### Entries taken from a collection
-- Begin --
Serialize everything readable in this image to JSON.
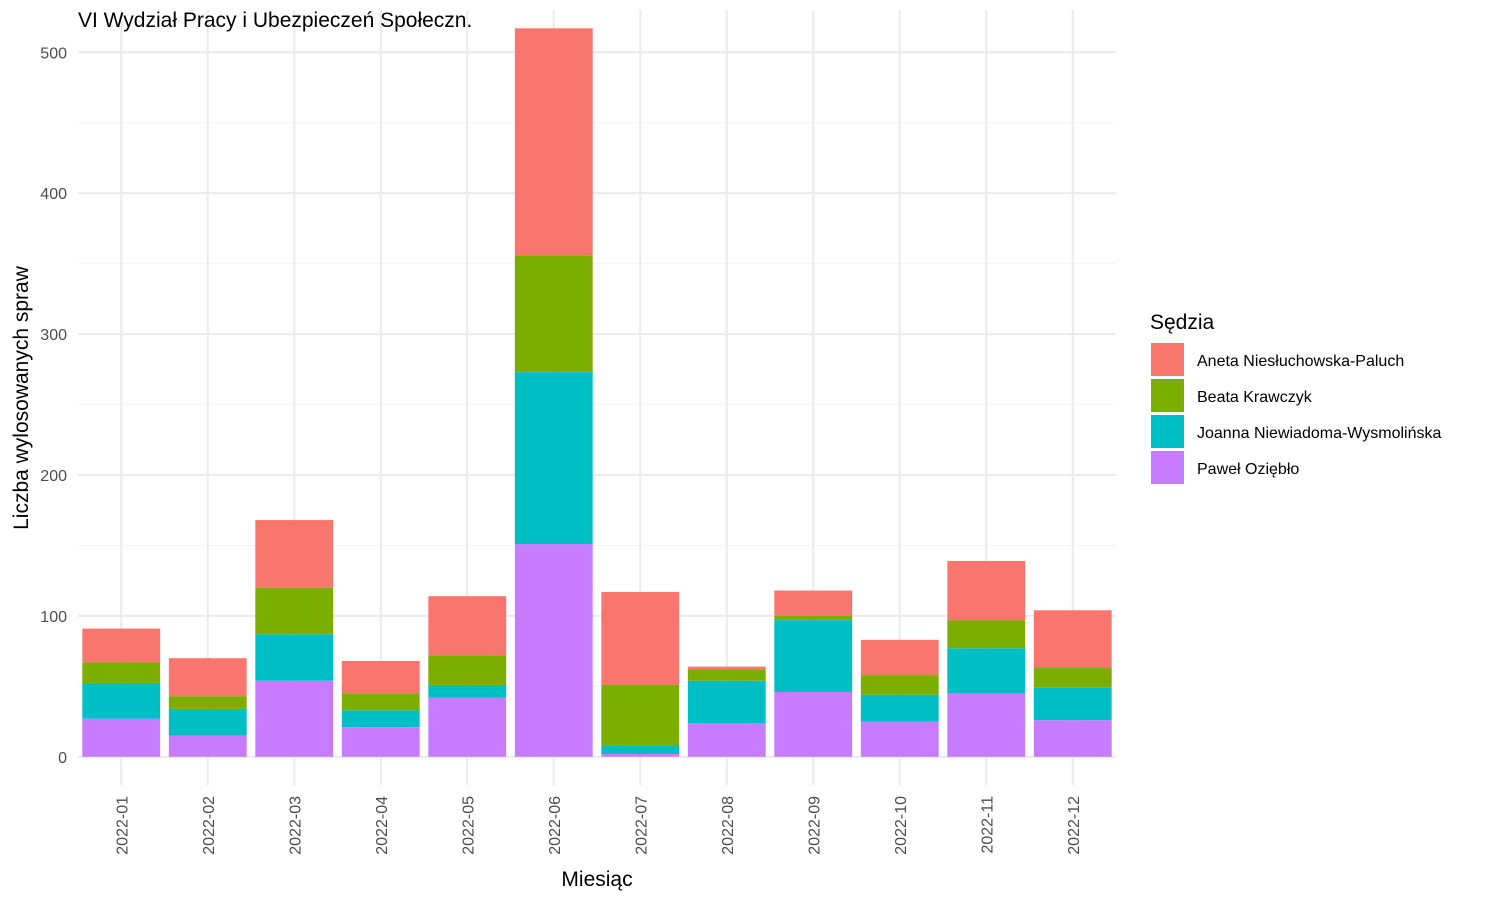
{
  "chart_data": {
    "type": "bar",
    "stacked": true,
    "title": "VI Wydział Pracy i Ubezpieczeń Społeczn.",
    "xlabel": "Miesiąc",
    "ylabel": "Liczba wylosowanych spraw",
    "ylim": [
      -20,
      530
    ],
    "yticks": [
      0,
      100,
      200,
      300,
      400,
      500
    ],
    "grid": true,
    "legend": {
      "title": "Sędzia",
      "placement": "right"
    },
    "categories": [
      "2022-01",
      "2022-02",
      "2022-03",
      "2022-04",
      "2022-05",
      "2022-06",
      "2022-07",
      "2022-08",
      "2022-09",
      "2022-10",
      "2022-11",
      "2022-12"
    ],
    "series": [
      {
        "name": "Paweł Oziębło",
        "color": "#C77CFF",
        "values": [
          27,
          15,
          54,
          21,
          42,
          151,
          2,
          24,
          46,
          25,
          45,
          26
        ]
      },
      {
        "name": "Joanna Niewiadoma-Wysmolińska",
        "color": "#00BFC4",
        "values": [
          25,
          19,
          33,
          12,
          9,
          122,
          6,
          30,
          51,
          19,
          32,
          23
        ]
      },
      {
        "name": "Beata Krawczyk",
        "color": "#7CAE00",
        "values": [
          15,
          9,
          33,
          12,
          21,
          83,
          43,
          8,
          3,
          14,
          20,
          14
        ]
      },
      {
        "name": "Aneta Niesłuchowska-Paluch",
        "color": "#F8766D",
        "values": [
          24,
          27,
          48,
          23,
          42,
          161,
          66,
          2,
          18,
          25,
          42,
          41
        ]
      }
    ],
    "legend_order": [
      "Aneta Niesłuchowska-Paluch",
      "Beata Krawczyk",
      "Joanna Niewiadoma-Wysmolińska",
      "Paweł Oziębło"
    ]
  }
}
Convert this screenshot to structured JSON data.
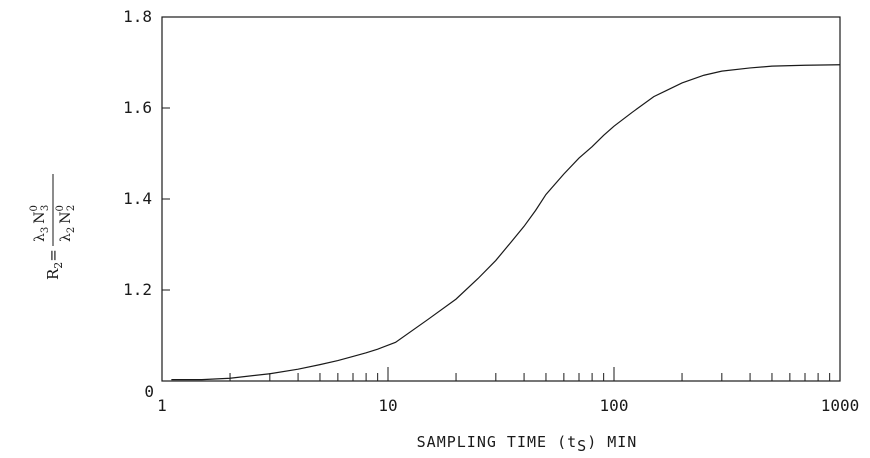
{
  "chart_data": {
    "type": "line",
    "xscale": "log",
    "xlim": [
      1,
      1000
    ],
    "ylim": [
      1.0,
      1.8
    ],
    "grid": false,
    "legend": "none",
    "xlabel": "SAMPLING TIME (t",
    "xlabel_sub": "S",
    "xlabel_tail": ") MIN",
    "ylabel": {
      "lhs": "R",
      "lhs_sub": "2",
      "eq": "=",
      "num_lambda": "λ",
      "num_lambda_sub": "3",
      "num_N": "N",
      "num_N_sub": "3",
      "num_N_sup": "0",
      "den_lambda": "λ",
      "den_lambda_sub": "2",
      "den_N": "N",
      "den_N_sub": "2",
      "den_N_sup": "0"
    },
    "xticks": [
      {
        "value": 1,
        "label": "1"
      },
      {
        "value": 10,
        "label": "10"
      },
      {
        "value": 100,
        "label": "100"
      },
      {
        "value": 1000,
        "label": "1000"
      }
    ],
    "yticks": [
      {
        "value": 1.0,
        "label": "0"
      },
      {
        "value": 1.2,
        "label": "1.2"
      },
      {
        "value": 1.4,
        "label": "1.4"
      },
      {
        "value": 1.6,
        "label": "1.6"
      },
      {
        "value": 1.8,
        "label": "1.8"
      }
    ],
    "series": [
      {
        "x": [
          1.1,
          1.5,
          2,
          3,
          4,
          5,
          6,
          7,
          8,
          9,
          10.8,
          15,
          20,
          25,
          30,
          35,
          40,
          45,
          50,
          60,
          70,
          80,
          90,
          100,
          120,
          150,
          170,
          200,
          250,
          300,
          400,
          500,
          700,
          1000
        ],
        "y": [
          1.003,
          1.003,
          1.006,
          1.016,
          1.026,
          1.036,
          1.045,
          1.054,
          1.062,
          1.07,
          1.085,
          1.135,
          1.18,
          1.225,
          1.265,
          1.305,
          1.34,
          1.375,
          1.41,
          1.455,
          1.49,
          1.515,
          1.54,
          1.56,
          1.59,
          1.625,
          1.638,
          1.655,
          1.672,
          1.681,
          1.688,
          1.692,
          1.694,
          1.695
        ]
      }
    ]
  }
}
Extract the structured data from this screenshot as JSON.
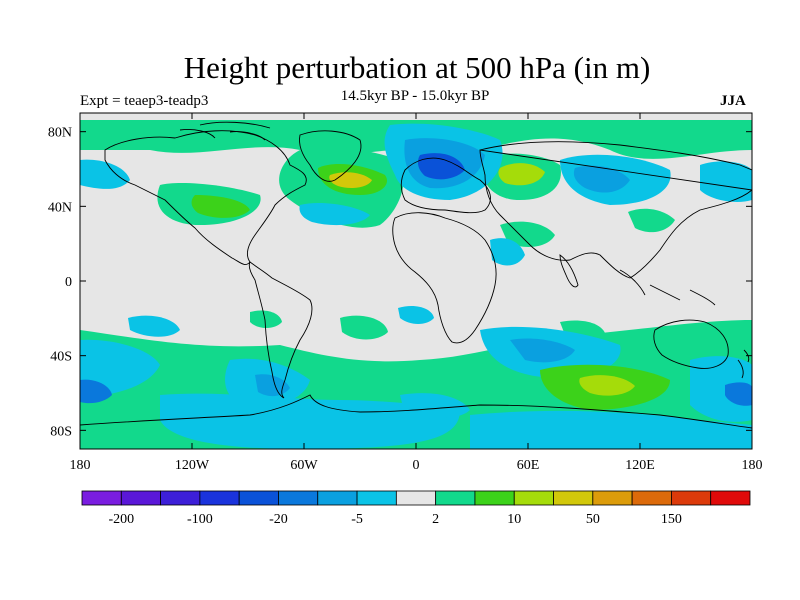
{
  "title": "Height perturbation at 500 hPa (in m)",
  "left_label": "Expt = teaep3-teadp3",
  "center_label": "14.5kyr BP - 15.0kyr BP",
  "right_label": "JJA",
  "map": {
    "lon_range": [
      -180,
      180
    ],
    "lat_range": [
      -90,
      90
    ],
    "x_ticks": [
      {
        "value": -180,
        "label": "180"
      },
      {
        "value": -120,
        "label": "120W"
      },
      {
        "value": -60,
        "label": "60W"
      },
      {
        "value": 0,
        "label": "0"
      },
      {
        "value": 60,
        "label": "60E"
      },
      {
        "value": 120,
        "label": "120E"
      },
      {
        "value": 180,
        "label": "180"
      }
    ],
    "y_ticks": [
      {
        "value": 80,
        "label": "80N"
      },
      {
        "value": 40,
        "label": "40N"
      },
      {
        "value": 0,
        "label": "0"
      },
      {
        "value": -40,
        "label": "40S"
      },
      {
        "value": -80,
        "label": "80S"
      }
    ],
    "background_color": "#e6e6e6",
    "coastline_color": "#000000"
  },
  "colorbar": {
    "colors": [
      "#7a1de0",
      "#5a17d8",
      "#3d1fd8",
      "#1a33dc",
      "#0a52d8",
      "#0a78dc",
      "#0aa0e0",
      "#0ac3e6",
      "#e6e6e6",
      "#12d98c",
      "#3cd21a",
      "#a5dc0a",
      "#d2c80a",
      "#dc9c0a",
      "#dc6a0a",
      "#dc3a0a",
      "#e00a0a"
    ],
    "tick_labels": [
      {
        "index": 1,
        "label": "-200"
      },
      {
        "index": 3,
        "label": "-100"
      },
      {
        "index": 5,
        "label": "-20"
      },
      {
        "index": 7,
        "label": "-5"
      },
      {
        "index": 9,
        "label": "2"
      },
      {
        "index": 11,
        "label": "10"
      },
      {
        "index": 13,
        "label": "50"
      },
      {
        "index": 15,
        "label": "150"
      }
    ]
  }
}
-- End --
### TASK REQUIREMENTS
Go over the records above line by line and count those holding the word "structured". Reply only with the number.

### SOLUTION TO THIS TASK
2